Working through the lines below, return each one that holds "intensity".

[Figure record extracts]
§

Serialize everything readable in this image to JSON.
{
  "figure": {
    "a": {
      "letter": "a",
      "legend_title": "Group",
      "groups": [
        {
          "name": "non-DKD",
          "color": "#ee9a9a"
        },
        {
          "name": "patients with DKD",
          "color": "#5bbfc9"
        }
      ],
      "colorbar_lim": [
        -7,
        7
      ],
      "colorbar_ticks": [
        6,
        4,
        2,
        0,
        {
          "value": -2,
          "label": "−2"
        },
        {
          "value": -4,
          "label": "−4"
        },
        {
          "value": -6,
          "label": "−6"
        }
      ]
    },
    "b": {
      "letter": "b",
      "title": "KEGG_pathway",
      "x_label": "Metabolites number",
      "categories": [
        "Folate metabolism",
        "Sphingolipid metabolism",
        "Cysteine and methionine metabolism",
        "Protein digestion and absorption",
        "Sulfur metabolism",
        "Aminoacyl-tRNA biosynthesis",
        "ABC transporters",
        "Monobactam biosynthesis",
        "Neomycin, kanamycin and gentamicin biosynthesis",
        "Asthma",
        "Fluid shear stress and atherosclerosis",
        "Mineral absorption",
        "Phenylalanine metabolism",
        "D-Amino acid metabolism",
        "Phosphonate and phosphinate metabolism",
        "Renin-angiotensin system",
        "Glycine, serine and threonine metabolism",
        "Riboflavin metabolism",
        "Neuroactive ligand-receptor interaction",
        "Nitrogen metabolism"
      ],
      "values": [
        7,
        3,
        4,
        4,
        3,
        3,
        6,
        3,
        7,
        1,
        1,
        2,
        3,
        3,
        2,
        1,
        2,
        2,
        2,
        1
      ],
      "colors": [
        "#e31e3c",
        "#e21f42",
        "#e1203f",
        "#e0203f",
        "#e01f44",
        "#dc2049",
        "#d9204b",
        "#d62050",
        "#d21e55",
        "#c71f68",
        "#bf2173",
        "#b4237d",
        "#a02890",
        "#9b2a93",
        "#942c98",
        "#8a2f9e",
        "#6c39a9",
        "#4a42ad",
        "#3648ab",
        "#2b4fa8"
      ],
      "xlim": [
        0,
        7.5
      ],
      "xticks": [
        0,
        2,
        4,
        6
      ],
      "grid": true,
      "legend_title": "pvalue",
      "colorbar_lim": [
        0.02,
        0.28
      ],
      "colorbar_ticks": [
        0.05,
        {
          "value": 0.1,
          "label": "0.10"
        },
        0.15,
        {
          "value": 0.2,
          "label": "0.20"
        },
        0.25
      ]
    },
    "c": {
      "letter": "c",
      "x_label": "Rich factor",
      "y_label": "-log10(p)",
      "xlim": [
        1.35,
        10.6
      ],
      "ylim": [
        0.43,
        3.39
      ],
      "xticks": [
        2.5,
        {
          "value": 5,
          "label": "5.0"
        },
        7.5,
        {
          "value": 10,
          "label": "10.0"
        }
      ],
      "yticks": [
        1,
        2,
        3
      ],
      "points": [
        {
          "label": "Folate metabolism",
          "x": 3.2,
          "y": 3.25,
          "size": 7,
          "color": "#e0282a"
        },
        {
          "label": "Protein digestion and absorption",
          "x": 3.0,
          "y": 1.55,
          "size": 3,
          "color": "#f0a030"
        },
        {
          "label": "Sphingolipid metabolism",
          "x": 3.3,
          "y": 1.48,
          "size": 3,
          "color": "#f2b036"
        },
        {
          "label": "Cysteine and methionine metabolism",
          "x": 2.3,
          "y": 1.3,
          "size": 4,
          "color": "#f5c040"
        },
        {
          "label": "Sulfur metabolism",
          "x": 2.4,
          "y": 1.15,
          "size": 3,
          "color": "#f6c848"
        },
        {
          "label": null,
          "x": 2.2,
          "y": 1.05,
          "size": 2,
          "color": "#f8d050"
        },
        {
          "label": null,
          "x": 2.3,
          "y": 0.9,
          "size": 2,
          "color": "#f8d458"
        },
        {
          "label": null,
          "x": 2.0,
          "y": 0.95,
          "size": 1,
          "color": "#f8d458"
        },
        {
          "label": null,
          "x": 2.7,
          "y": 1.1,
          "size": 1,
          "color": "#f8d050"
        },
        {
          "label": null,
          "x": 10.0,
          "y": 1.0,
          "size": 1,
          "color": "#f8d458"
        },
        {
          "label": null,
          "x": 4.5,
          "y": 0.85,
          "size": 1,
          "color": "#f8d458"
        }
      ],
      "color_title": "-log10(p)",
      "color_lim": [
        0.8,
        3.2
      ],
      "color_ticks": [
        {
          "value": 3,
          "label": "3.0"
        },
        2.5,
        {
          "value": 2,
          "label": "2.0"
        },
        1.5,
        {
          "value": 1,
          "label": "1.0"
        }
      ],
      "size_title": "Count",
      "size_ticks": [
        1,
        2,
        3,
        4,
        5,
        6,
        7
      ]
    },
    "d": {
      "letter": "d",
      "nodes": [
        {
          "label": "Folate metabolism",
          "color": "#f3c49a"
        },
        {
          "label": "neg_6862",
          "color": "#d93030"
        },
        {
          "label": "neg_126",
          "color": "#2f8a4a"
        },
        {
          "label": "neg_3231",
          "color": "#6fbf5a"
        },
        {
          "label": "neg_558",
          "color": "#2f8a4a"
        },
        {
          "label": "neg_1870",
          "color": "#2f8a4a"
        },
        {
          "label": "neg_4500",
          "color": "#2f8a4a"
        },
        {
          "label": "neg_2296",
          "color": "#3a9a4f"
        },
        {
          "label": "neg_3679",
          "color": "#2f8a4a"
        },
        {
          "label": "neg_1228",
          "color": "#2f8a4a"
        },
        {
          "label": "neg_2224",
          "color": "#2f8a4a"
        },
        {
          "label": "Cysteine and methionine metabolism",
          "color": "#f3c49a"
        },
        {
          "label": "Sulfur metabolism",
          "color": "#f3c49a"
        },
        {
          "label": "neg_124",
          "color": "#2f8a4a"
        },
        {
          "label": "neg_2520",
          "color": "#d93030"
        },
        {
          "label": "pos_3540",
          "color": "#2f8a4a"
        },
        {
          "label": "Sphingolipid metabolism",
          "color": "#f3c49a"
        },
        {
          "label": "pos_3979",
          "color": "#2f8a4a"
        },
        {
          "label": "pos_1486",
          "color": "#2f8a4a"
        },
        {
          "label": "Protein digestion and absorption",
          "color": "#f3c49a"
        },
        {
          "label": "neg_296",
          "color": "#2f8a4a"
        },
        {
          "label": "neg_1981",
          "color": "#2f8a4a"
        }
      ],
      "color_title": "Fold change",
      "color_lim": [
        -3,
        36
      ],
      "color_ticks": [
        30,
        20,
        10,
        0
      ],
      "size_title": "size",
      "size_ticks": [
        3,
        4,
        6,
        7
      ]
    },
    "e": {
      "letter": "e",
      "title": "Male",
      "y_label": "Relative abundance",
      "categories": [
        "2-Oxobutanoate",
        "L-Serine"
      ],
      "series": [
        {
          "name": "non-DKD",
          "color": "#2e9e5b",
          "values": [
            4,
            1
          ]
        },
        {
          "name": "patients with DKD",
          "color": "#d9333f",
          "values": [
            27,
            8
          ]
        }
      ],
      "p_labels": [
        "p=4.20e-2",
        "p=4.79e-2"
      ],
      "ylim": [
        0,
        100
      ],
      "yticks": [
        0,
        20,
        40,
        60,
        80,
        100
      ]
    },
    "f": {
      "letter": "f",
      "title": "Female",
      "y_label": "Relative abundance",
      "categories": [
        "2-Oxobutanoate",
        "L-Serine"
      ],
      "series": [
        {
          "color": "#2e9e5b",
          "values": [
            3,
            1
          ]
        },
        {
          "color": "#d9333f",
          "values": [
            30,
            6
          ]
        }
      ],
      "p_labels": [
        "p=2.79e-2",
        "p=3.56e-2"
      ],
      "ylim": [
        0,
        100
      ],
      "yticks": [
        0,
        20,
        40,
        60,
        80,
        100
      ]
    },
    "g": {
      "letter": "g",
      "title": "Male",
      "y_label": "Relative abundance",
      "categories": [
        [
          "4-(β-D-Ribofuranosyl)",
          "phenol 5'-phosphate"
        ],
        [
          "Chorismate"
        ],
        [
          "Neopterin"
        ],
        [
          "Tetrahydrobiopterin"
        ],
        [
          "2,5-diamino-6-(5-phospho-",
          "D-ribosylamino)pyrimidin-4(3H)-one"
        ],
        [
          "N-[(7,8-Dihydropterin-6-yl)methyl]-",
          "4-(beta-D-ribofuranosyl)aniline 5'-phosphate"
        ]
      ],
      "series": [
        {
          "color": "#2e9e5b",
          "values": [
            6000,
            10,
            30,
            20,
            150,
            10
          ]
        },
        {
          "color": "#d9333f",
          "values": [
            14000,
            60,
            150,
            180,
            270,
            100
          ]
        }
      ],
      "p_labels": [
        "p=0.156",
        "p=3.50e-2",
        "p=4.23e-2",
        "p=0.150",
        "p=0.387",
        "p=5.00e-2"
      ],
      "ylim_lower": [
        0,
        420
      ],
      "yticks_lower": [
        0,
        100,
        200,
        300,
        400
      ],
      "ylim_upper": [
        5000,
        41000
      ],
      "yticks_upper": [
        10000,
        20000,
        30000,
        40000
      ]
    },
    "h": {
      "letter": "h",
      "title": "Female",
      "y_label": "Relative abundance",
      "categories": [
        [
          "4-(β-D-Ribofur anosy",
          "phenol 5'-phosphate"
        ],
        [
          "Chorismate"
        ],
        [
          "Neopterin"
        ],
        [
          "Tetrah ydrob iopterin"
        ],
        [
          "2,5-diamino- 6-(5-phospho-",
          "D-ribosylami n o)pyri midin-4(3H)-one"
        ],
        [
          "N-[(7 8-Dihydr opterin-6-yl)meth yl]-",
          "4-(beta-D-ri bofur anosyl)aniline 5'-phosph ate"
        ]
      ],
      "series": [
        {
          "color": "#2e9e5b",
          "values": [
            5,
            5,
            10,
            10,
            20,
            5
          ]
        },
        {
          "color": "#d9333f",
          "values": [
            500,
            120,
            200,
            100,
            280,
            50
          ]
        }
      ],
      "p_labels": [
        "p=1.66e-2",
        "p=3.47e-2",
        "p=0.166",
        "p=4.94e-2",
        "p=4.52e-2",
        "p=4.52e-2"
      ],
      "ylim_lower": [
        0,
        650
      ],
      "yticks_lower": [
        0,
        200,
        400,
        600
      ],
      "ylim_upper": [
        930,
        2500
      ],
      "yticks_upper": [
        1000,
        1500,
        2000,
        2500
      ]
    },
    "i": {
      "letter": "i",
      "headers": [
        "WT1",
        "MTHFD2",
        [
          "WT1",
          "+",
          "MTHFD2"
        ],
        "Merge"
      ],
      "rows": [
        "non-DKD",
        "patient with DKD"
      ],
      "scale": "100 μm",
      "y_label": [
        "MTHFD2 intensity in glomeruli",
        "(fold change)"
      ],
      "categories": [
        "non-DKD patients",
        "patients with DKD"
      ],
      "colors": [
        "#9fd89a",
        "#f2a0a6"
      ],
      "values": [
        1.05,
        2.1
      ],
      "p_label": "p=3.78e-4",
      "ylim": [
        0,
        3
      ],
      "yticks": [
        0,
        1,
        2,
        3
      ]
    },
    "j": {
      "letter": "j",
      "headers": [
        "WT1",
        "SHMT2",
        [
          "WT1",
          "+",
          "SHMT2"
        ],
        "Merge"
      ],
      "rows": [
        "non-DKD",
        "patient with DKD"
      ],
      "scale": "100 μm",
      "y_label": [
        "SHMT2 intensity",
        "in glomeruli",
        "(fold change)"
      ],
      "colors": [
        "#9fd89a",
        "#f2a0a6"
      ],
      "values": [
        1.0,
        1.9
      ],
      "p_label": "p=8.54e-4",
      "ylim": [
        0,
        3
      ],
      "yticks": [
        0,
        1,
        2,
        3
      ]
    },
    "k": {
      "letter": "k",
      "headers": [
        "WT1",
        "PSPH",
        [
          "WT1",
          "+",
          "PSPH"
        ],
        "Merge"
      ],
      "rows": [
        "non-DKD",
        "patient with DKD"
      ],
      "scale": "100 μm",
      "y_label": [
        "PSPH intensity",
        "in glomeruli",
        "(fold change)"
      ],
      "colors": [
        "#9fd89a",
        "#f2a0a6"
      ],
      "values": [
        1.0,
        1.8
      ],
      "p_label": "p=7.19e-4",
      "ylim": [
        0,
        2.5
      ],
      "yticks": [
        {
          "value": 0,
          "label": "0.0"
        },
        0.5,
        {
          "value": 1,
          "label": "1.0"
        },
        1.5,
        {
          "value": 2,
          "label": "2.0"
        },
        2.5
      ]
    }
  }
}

§

• _ANSWER TO THIS TASK_
        "MTHFD2 intensity in glomeruli",
        "SHMT2 intensity",
        "PSPH intensity",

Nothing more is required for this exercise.